Short problem: Lay out each line of the records below as a numbered list, and skip any blank lines.

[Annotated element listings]
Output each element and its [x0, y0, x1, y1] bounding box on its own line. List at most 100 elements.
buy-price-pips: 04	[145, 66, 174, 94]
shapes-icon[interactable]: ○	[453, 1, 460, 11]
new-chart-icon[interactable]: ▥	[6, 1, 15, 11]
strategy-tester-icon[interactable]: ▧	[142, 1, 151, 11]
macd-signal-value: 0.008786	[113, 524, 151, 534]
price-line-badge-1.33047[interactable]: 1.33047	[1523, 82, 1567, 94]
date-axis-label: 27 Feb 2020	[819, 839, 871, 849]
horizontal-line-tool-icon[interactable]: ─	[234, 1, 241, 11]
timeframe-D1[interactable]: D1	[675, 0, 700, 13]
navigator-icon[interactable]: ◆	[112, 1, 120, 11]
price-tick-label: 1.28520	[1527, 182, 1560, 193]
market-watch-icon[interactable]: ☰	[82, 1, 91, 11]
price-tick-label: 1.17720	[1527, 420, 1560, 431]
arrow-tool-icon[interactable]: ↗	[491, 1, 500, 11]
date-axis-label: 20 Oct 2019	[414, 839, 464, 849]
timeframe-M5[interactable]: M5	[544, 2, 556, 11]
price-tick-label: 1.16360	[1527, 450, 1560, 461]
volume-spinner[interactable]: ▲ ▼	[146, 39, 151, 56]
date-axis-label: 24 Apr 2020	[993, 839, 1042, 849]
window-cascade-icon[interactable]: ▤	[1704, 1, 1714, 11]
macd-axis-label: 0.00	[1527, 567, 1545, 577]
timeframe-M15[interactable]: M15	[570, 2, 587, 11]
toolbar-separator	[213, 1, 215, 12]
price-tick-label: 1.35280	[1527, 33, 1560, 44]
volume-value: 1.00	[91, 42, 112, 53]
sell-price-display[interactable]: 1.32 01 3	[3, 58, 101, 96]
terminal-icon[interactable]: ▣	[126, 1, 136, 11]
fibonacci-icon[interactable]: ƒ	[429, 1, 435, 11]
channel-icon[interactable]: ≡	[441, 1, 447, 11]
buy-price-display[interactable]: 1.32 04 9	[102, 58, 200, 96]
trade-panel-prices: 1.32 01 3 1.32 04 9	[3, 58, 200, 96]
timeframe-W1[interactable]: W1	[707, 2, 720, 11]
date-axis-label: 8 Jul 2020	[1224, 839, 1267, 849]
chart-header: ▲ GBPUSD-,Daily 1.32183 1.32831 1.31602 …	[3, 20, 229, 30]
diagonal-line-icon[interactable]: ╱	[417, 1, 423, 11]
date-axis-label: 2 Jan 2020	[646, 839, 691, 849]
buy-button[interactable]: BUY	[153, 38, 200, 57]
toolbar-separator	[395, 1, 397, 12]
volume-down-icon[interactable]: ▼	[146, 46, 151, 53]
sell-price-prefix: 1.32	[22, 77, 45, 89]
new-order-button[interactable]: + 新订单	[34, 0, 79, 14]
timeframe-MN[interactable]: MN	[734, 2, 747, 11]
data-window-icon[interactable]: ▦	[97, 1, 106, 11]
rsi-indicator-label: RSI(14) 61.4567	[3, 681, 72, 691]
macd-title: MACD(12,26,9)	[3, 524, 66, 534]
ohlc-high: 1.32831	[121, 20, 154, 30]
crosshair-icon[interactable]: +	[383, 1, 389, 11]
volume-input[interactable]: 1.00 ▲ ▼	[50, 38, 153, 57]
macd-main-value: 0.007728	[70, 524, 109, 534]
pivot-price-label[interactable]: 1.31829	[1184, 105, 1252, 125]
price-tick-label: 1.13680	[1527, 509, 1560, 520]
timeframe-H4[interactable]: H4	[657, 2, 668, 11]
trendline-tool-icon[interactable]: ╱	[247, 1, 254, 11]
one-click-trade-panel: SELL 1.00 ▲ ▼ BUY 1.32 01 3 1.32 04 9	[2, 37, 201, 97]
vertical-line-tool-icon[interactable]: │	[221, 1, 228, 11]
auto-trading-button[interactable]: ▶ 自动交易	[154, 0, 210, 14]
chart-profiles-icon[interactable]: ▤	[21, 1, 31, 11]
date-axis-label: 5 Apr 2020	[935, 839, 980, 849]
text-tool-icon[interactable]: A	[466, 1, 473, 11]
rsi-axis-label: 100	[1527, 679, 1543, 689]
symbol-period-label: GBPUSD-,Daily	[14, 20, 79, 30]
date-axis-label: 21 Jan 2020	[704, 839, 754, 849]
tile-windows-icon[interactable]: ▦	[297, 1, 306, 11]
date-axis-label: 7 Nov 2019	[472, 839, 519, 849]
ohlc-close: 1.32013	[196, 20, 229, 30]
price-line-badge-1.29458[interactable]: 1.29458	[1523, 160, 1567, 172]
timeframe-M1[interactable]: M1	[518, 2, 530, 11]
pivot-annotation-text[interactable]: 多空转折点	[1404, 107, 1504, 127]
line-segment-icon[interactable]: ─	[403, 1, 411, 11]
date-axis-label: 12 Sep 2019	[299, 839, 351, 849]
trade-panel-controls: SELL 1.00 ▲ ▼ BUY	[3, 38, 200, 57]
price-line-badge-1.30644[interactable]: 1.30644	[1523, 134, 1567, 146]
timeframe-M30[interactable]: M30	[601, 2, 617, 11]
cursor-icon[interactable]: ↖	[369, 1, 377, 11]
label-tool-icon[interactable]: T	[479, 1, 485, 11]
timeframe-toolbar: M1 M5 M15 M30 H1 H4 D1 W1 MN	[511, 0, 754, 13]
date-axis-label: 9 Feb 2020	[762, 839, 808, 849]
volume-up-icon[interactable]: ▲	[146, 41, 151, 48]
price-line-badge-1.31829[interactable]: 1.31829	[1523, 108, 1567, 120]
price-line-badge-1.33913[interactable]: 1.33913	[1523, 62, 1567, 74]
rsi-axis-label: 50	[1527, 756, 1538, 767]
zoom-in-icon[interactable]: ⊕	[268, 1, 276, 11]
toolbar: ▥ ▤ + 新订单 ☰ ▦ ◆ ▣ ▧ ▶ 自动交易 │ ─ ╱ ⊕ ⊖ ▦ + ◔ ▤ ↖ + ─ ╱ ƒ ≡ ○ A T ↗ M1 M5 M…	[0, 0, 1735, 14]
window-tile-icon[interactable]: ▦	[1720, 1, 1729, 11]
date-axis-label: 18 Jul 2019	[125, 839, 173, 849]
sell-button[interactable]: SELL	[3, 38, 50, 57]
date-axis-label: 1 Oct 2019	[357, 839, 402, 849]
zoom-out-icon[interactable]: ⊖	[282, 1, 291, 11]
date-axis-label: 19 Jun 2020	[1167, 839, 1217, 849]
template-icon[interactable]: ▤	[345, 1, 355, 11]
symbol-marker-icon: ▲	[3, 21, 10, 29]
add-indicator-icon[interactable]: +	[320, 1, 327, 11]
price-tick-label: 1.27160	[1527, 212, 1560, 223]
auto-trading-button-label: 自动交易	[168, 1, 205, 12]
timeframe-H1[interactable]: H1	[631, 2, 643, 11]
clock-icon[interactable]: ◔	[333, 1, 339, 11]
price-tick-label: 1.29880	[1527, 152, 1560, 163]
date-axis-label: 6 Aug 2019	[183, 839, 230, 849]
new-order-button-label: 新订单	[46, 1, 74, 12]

Answer to this problem:
1. Output each element and its [x0, y0, x1, y1] bounding box on its own line. List at most 100 elements.
2. buy-price-pips: 04	[145, 66, 174, 94]
3. shapes-icon[interactable]: ○	[453, 1, 460, 11]
4. new-chart-icon[interactable]: ▥	[6, 1, 15, 11]
5. strategy-tester-icon[interactable]: ▧	[142, 1, 151, 11]
6. macd-signal-value: 0.008786	[113, 524, 151, 534]
7. price-line-badge-1.33047[interactable]: 1.33047	[1523, 82, 1567, 94]
8. date-axis-label: 27 Feb 2020	[819, 839, 871, 849]
9. horizontal-line-tool-icon[interactable]: ─	[234, 1, 241, 11]
10. timeframe-D1[interactable]: D1	[675, 0, 700, 13]
11. navigator-icon[interactable]: ◆	[112, 1, 120, 11]
12. price-tick-label: 1.28520	[1527, 182, 1560, 193]
13. market-watch-icon[interactable]: ☰	[82, 1, 91, 11]
14. price-tick-label: 1.17720	[1527, 420, 1560, 431]
15. arrow-tool-icon[interactable]: ↗	[491, 1, 500, 11]
16. date-axis-label: 20 Oct 2019	[414, 839, 464, 849]
17. timeframe-M5[interactable]: M5	[544, 2, 556, 11]
18. price-tick-label: 1.16360	[1527, 450, 1560, 461]
19. volume-spinner[interactable]: ▲ ▼	[146, 39, 151, 56]
20. date-axis-label: 24 Apr 2020	[993, 839, 1042, 849]
21. window-cascade-icon[interactable]: ▤	[1704, 1, 1714, 11]
22. macd-axis-label: 0.00	[1527, 567, 1545, 577]
23. timeframe-M15[interactable]: M15	[570, 2, 587, 11]
24. toolbar-separator	[213, 1, 215, 12]
25. price-tick-label: 1.35280	[1527, 33, 1560, 44]
26. volume-value: 1.00	[91, 42, 112, 53]
27. sell-price-display[interactable]: 1.32 01 3	[3, 58, 101, 96]
28. terminal-icon[interactable]: ▣	[126, 1, 136, 11]
29. fibonacci-icon[interactable]: ƒ	[429, 1, 435, 11]
30. channel-icon[interactable]: ≡	[441, 1, 447, 11]
31. buy-price-display[interactable]: 1.32 04 9	[102, 58, 200, 96]
32. trade-panel-prices: 1.32 01 3 1.32 04 9	[3, 58, 200, 96]
33. timeframe-W1[interactable]: W1	[707, 2, 720, 11]
34. date-axis-label: 8 Jul 2020	[1224, 839, 1267, 849]
35. chart-header: ▲ GBPUSD-,Daily 1.32183 1.32831 1.31602 …	[3, 20, 229, 30]
36. diagonal-line-icon[interactable]: ╱	[417, 1, 423, 11]
37. date-axis-label: 2 Jan 2020	[646, 839, 691, 849]
38. buy-button[interactable]: BUY	[153, 38, 200, 57]
39. toolbar-separator	[395, 1, 397, 12]
40. volume-down-icon[interactable]: ▼	[146, 46, 151, 53]
41. sell-price-prefix: 1.32	[22, 77, 45, 89]
42. new-order-button[interactable]: + 新订单	[34, 0, 79, 14]
43. timeframe-MN[interactable]: MN	[734, 2, 747, 11]
44. data-window-icon[interactable]: ▦	[97, 1, 106, 11]
45. rsi-indicator-label: RSI(14) 61.4567	[3, 681, 72, 691]
46. macd-title: MACD(12,26,9)	[3, 524, 66, 534]
47. ohlc-high: 1.32831	[121, 20, 154, 30]
48. crosshair-icon[interactable]: +	[383, 1, 389, 11]
49. volume-input[interactable]: 1.00 ▲ ▼	[50, 38, 153, 57]
50. macd-main-value: 0.007728	[70, 524, 109, 534]
51. pivot-price-label[interactable]: 1.31829	[1184, 105, 1252, 125]
52. price-tick-label: 1.13680	[1527, 509, 1560, 520]
53. timeframe-H4[interactable]: H4	[657, 2, 668, 11]
54. trendline-tool-icon[interactable]: ╱	[247, 1, 254, 11]
55. one-click-trade-panel: SELL 1.00 ▲ ▼ BUY 1.32 01 3 1.32 04 9	[2, 37, 201, 97]
56. vertical-line-tool-icon[interactable]: │	[221, 1, 228, 11]
57. auto-trading-button[interactable]: ▶ 自动交易	[154, 0, 210, 14]
58. chart-profiles-icon[interactable]: ▤	[21, 1, 31, 11]
59. date-axis-label: 5 Apr 2020	[935, 839, 980, 849]
60. text-tool-icon[interactable]: A	[466, 1, 473, 11]
61. rsi-axis-label: 100	[1527, 679, 1543, 689]
62. symbol-period-label: GBPUSD-,Daily	[14, 20, 79, 30]
63. date-axis-label: 21 Jan 2020	[704, 839, 754, 849]
64. tile-windows-icon[interactable]: ▦	[297, 1, 306, 11]
65. date-axis-label: 7 Nov 2019	[472, 839, 519, 849]
66. ohlc-close: 1.32013	[196, 20, 229, 30]
67. price-line-badge-1.29458[interactable]: 1.29458	[1523, 160, 1567, 172]
68. timeframe-M1[interactable]: M1	[518, 2, 530, 11]
69. pivot-annotation-text[interactable]: 多空转折点	[1404, 107, 1504, 127]
70. line-segment-icon[interactable]: ─	[403, 1, 411, 11]
71. date-axis-label: 12 Sep 2019	[299, 839, 351, 849]
72. trade-panel-controls: SELL 1.00 ▲ ▼ BUY	[3, 38, 200, 57]
73. price-line-badge-1.30644[interactable]: 1.30644	[1523, 134, 1567, 146]
74. timeframe-M30[interactable]: M30	[601, 2, 617, 11]
75. cursor-icon[interactable]: ↖	[369, 1, 377, 11]
76. label-tool-icon[interactable]: T	[479, 1, 485, 11]
77. timeframe-toolbar: M1 M5 M15 M30 H1 H4 D1 W1 MN	[511, 0, 754, 13]
78. date-axis-label: 9 Feb 2020	[762, 839, 808, 849]
79. volume-up-icon[interactable]: ▲	[146, 41, 151, 48]
80. price-line-badge-1.31829[interactable]: 1.31829	[1523, 108, 1567, 120]
81. price-line-badge-1.33913[interactable]: 1.33913	[1523, 62, 1567, 74]
82. rsi-axis-label: 50	[1527, 756, 1538, 767]
83. zoom-in-icon[interactable]: ⊕	[268, 1, 276, 11]
84. toolbar: ▥ ▤ + 新订单 ☰ ▦ ◆ ▣ ▧ ▶ 自动交易 │ ─ ╱ ⊕ ⊖ ▦ + ◔ ▤ ↖ + ─ ╱ ƒ ≡ ○ A T ↗ M1 M5 M…	[0, 0, 1735, 14]
85. window-tile-icon[interactable]: ▦	[1720, 1, 1729, 11]
86. date-axis-label: 18 Jul 2019	[125, 839, 173, 849]
87. sell-button[interactable]: SELL	[3, 38, 50, 57]
88. date-axis-label: 1 Oct 2019	[357, 839, 402, 849]
89. zoom-out-icon[interactable]: ⊖	[282, 1, 291, 11]
90. date-axis-label: 19 Jun 2020	[1167, 839, 1217, 849]
91. template-icon[interactable]: ▤	[345, 1, 355, 11]
92. symbol-marker-icon: ▲	[3, 21, 10, 29]
93. add-indicator-icon[interactable]: +	[320, 1, 327, 11]
94. price-tick-label: 1.27160	[1527, 212, 1560, 223]
95. auto-trading-button-label: 自动交易	[168, 1, 205, 12]
96. timeframe-H1[interactable]: H1	[631, 2, 643, 11]
97. clock-icon[interactable]: ◔	[333, 1, 339, 11]
98. price-tick-label: 1.29880	[1527, 152, 1560, 163]
99. date-axis-label: 6 Aug 2019	[183, 839, 230, 849]
100. new-order-button-label: 新订单	[46, 1, 74, 12]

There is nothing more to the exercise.